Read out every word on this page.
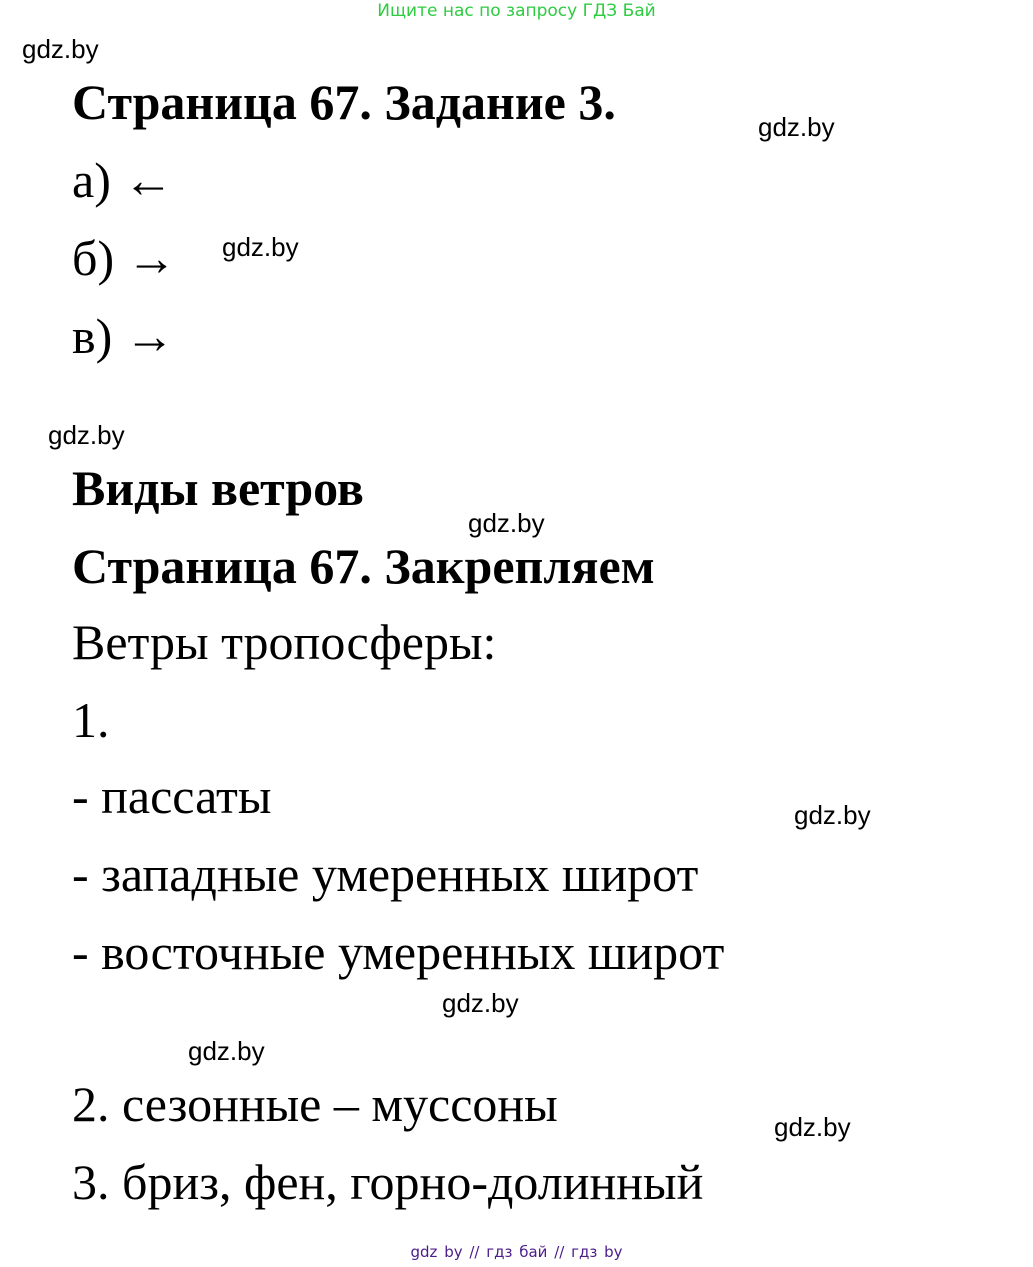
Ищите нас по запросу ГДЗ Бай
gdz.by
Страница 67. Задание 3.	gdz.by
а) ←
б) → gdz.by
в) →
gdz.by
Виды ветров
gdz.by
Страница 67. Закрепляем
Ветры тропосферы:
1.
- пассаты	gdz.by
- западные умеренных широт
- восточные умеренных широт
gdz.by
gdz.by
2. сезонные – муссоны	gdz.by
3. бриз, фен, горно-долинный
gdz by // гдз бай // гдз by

* * *

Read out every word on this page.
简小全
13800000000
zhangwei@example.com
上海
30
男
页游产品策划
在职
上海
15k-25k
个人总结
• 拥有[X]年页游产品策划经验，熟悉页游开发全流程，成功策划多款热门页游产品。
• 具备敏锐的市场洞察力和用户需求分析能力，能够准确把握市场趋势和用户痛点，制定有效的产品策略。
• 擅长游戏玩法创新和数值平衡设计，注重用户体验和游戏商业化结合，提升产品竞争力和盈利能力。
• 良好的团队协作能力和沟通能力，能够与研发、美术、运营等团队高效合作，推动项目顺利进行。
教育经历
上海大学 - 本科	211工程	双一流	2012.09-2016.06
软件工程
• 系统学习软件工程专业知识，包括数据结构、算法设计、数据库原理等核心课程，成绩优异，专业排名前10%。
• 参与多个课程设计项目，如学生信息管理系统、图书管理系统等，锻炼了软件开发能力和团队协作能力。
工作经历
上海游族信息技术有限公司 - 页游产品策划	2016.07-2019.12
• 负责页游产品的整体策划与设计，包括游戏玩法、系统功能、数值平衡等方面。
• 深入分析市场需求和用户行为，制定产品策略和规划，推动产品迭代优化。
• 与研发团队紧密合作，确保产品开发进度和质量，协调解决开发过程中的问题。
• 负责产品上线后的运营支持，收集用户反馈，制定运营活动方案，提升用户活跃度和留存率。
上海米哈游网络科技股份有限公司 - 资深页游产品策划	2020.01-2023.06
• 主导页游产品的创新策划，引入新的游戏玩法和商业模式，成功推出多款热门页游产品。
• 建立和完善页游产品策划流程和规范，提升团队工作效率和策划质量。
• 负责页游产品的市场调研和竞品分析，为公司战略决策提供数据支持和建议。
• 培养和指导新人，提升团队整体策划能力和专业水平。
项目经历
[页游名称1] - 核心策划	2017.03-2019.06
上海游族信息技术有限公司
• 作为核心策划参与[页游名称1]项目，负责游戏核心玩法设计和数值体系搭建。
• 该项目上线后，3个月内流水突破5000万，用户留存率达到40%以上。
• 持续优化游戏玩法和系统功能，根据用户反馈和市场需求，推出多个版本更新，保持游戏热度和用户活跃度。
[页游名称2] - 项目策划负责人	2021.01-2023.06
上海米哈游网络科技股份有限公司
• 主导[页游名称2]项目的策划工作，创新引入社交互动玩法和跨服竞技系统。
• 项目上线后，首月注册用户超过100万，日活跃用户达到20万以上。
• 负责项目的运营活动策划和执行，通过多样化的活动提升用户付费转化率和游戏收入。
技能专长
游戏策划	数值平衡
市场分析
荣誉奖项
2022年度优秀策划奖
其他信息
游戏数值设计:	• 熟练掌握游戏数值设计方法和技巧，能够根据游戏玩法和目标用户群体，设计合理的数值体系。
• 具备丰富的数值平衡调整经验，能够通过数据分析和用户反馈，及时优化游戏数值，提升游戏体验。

--

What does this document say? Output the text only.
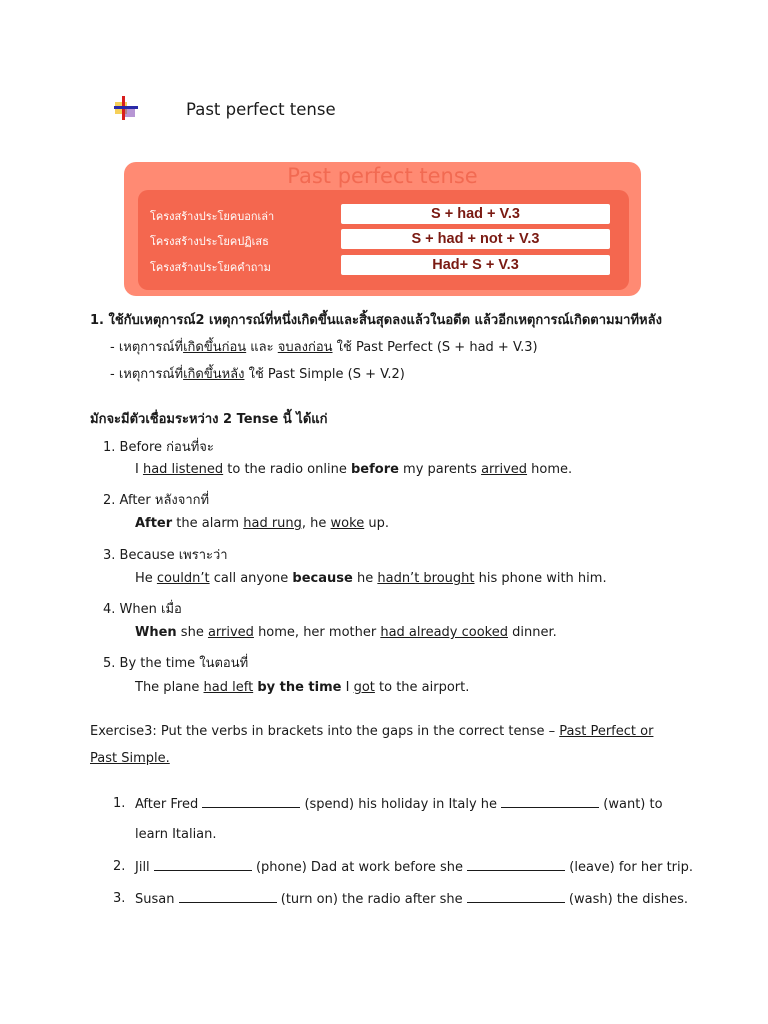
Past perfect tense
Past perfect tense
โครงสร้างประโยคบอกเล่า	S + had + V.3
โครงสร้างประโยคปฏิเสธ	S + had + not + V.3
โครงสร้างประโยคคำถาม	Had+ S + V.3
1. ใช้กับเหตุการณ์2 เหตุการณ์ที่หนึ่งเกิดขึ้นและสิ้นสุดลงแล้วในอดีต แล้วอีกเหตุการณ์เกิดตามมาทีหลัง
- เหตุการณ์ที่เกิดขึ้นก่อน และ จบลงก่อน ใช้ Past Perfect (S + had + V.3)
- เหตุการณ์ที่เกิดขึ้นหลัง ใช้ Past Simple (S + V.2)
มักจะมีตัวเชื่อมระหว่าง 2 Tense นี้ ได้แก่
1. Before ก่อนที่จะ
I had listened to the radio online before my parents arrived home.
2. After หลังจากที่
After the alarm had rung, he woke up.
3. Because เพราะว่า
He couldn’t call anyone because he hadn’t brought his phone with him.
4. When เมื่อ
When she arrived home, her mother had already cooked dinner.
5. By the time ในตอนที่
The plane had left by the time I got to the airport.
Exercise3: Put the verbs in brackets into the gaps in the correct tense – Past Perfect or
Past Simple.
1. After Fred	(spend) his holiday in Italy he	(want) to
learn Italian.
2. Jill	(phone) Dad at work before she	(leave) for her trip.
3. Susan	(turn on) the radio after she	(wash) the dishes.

● **DIRECTIONS FOR THIS TASK**:
Scan the listing above for the word "phone" and show each line where it is found.

● **PROBLEM SOLUTION**:
He couldn’t call anyone because he hadn’t brought his phone with him.
2. Jill	(phone) Dad at work before she	(leave) for her trip.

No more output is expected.